**Problem details:** Once the pictures are set aside, transcribe the remaining data exactly.

**Listed records:**

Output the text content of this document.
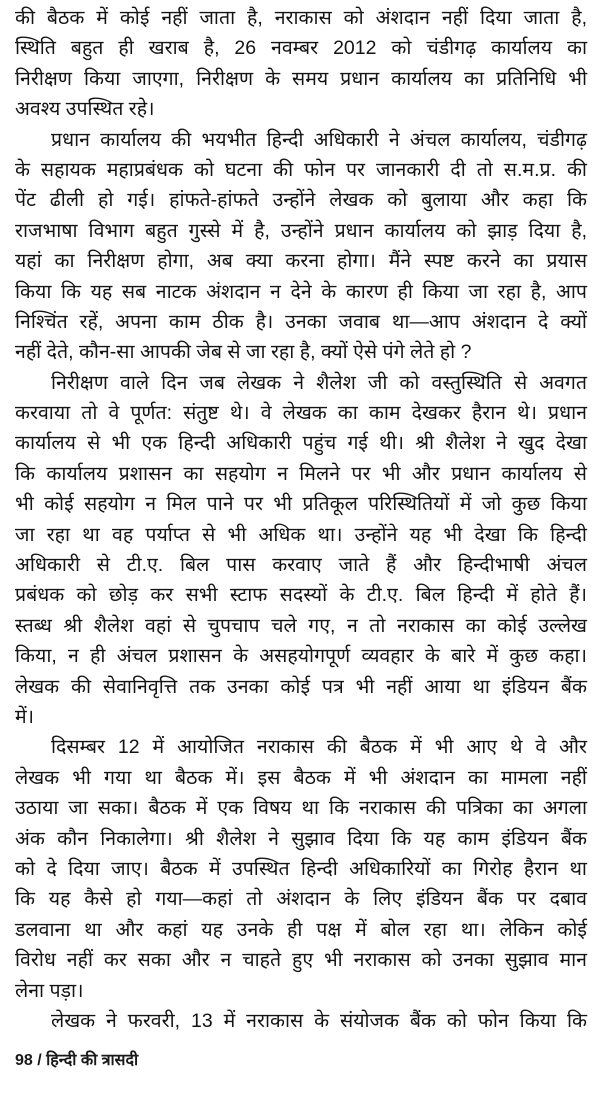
की बैठक में कोई नहीं जाता है, नराकास को अंशदान नहीं दिया जाता है,
स्थिति बहुत ही खराब है, 26 नवम्बर 2012 को चंडीगढ़ कार्यालय का
निरीक्षण किया जाएगा, निरीक्षण के समय प्रधान कार्यालय का प्रतिनिधि भी
अवश्य उपस्थित रहे।
प्रधान कार्यालय की भयभीत हिन्दी अधिकारी ने अंचल कार्यालय, चंडीगढ़
के सहायक महाप्रबंधक को घटना की फोन पर जानकारी दी तो स.म.प्र. की
पेंट ढीली हो गई। हांफते-हांफते उन्होंने लेखक को बुलाया और कहा कि
राजभाषा विभाग बहुत गुस्से में है, उन्होंने प्रधान कार्यालय को झाड़ दिया है,
यहां का निरीक्षण होगा, अब क्या करना होगा। मैंने स्पष्ट करने का प्रयास
किया कि यह सब नाटक अंशदान न देने के कारण ही किया जा रहा है, आप
निश्चिंत रहें, अपना काम ठीक है। उनका जवाब था—आप अंशदान दे क्यों
नहीं देते, कौन-सा आपकी जेब से जा रहा है, क्यों ऐसे पंगे लेते हो ?
निरीक्षण वाले दिन जब लेखक ने शैलेश जी को वस्तुस्थिति से अवगत
करवाया तो वे पूर्णत: संतुष्ट थे। वे लेखक का काम देखकर हैरान थे। प्रधान
कार्यालय से भी एक हिन्दी अधिकारी पहुंच गई थी। श्री शैलेश ने खुद देखा
कि कार्यालय प्रशासन का सहयोग न मिलने पर भी और प्रधान कार्यालय से
भी कोई सहयोग न मिल पाने पर भी प्रतिकूल परिस्थितियों में जो कुछ किया
जा रहा था वह पर्याप्त से भी अधिक था। उन्होंने यह भी देखा कि हिन्दी
अधिकारी से टी.ए. बिल पास करवाए जाते हैं और हिन्दीभाषी अंचल
प्रबंधक को छोड़ कर सभी स्टाफ सदस्यों के टी.ए. बिल हिन्दी में होते हैं।
स्तब्ध श्री शैलेश वहां से चुपचाप चले गए, न तो नराकास का कोई उल्लेख
किया, न ही अंचल प्रशासन के असहयोगपूर्ण व्यवहार के बारे में कुछ कहा।
लेखक की सेवानिवृत्ति तक उनका कोई पत्र भी नहीं आया था इंडियन बैंक
में।
दिसम्बर 12 में आयोजित नराकास की बैठक में भी आए थे वे और
लेखक भी गया था बैठक में। इस बैठक में भी अंशदान का मामला नहीं
उठाया जा सका। बैठक में एक विषय था कि नराकास की पत्रिका का अगला
अंक कौन निकालेगा। श्री शैलेश ने सुझाव दिया कि यह काम इंडियन बैंक
को दे दिया जाए। बैठक में उपस्थित हिन्दी अधिकारियों का गिरोह हैरान था
कि यह कैसे हो गया—कहां तो अंशदान के लिए इंडियन बैंक पर दबाव
डलवाना था और कहां यह उनके ही पक्ष में बोल रहा था। लेकिन कोई
विरोध नहीं कर सका और न चाहते हुए भी नराकास को उनका सुझाव मान
लेना पड़ा।
लेखक ने फरवरी, 13 में नराकास के संयोजक बैंक को फोन किया कि
98 / हिन्दी की त्रासदी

**Result for this exercise:**
Output the text content of this document.
की बैठक में कोई नहीं जाता है, नराकास को अंशदान नहीं दिया जाता है,
स्थिति बहुत ही खराब है, 26 नवम्बर 2012 को चंडीगढ़ कार्यालय का
निरीक्षण किया जाएगा, निरीक्षण के समय प्रधान कार्यालय का प्रतिनिधि भी
अवश्य उपस्थित रहे।
प्रधान कार्यालय की भयभीत हिन्दी अधिकारी ने अंचल कार्यालय, चंडीगढ़
के सहायक महाप्रबंधक को घटना की फोन पर जानकारी दी तो स.म.प्र. की
पेंट ढीली हो गई। हांफते-हांफते उन्होंने लेखक को बुलाया और कहा कि
राजभाषा विभाग बहुत गुस्से में है, उन्होंने प्रधान कार्यालय को झाड़ दिया है,
यहां का निरीक्षण होगा, अब क्या करना होगा। मैंने स्पष्ट करने का प्रयास
किया कि यह सब नाटक अंशदान न देने के कारण ही किया जा रहा है, आप
निश्चिंत रहें, अपना काम ठीक है। उनका जवाब था—आप अंशदान दे क्यों
नहीं देते, कौन-सा आपकी जेब से जा रहा है, क्यों ऐसे पंगे लेते हो ?
निरीक्षण वाले दिन जब लेखक ने शैलेश जी को वस्तुस्थिति से अवगत
करवाया तो वे पूर्णत: संतुष्ट थे। वे लेखक का काम देखकर हैरान थे। प्रधान
कार्यालय से भी एक हिन्दी अधिकारी पहुंच गई थी। श्री शैलेश ने खुद देखा
कि कार्यालय प्रशासन का सहयोग न मिलने पर भी और प्रधान कार्यालय से
भी कोई सहयोग न मिल पाने पर भी प्रतिकूल परिस्थितियों में जो कुछ किया
जा रहा था वह पर्याप्त से भी अधिक था। उन्होंने यह भी देखा कि हिन्दी
अधिकारी से टी.ए. बिल पास करवाए जाते हैं और हिन्दीभाषी अंचल
प्रबंधक को छोड़ कर सभी स्टाफ सदस्यों के टी.ए. बिल हिन्दी में होते हैं।
स्तब्ध श्री शैलेश वहां से चुपचाप चले गए, न तो नराकास का कोई उल्लेख
किया, न ही अंचल प्रशासन के असहयोगपूर्ण व्यवहार के बारे में कुछ कहा।
लेखक की सेवानिवृत्ति तक उनका कोई पत्र भी नहीं आया था इंडियन बैंक
में।
दिसम्बर 12 में आयोजित नराकास की बैठक में भी आए थे वे और
लेखक भी गया था बैठक में। इस बैठक में भी अंशदान का मामला नहीं
उठाया जा सका। बैठक में एक विषय था कि नराकास की पत्रिका का अगला
अंक कौन निकालेगा। श्री शैलेश ने सुझाव दिया कि यह काम इंडियन बैंक
को दे दिया जाए। बैठक में उपस्थित हिन्दी अधिकारियों का गिरोह हैरान था
कि यह कैसे हो गया—कहां तो अंशदान के लिए इंडियन बैंक पर दबाव
डलवाना था और कहां यह उनके ही पक्ष में बोल रहा था। लेकिन कोई
विरोध नहीं कर सका और न चाहते हुए भी नराकास को उनका सुझाव मान
लेना पड़ा।
लेखक ने फरवरी, 13 में नराकास के संयोजक बैंक को फोन किया कि
98 / हिन्दी की त्रासदी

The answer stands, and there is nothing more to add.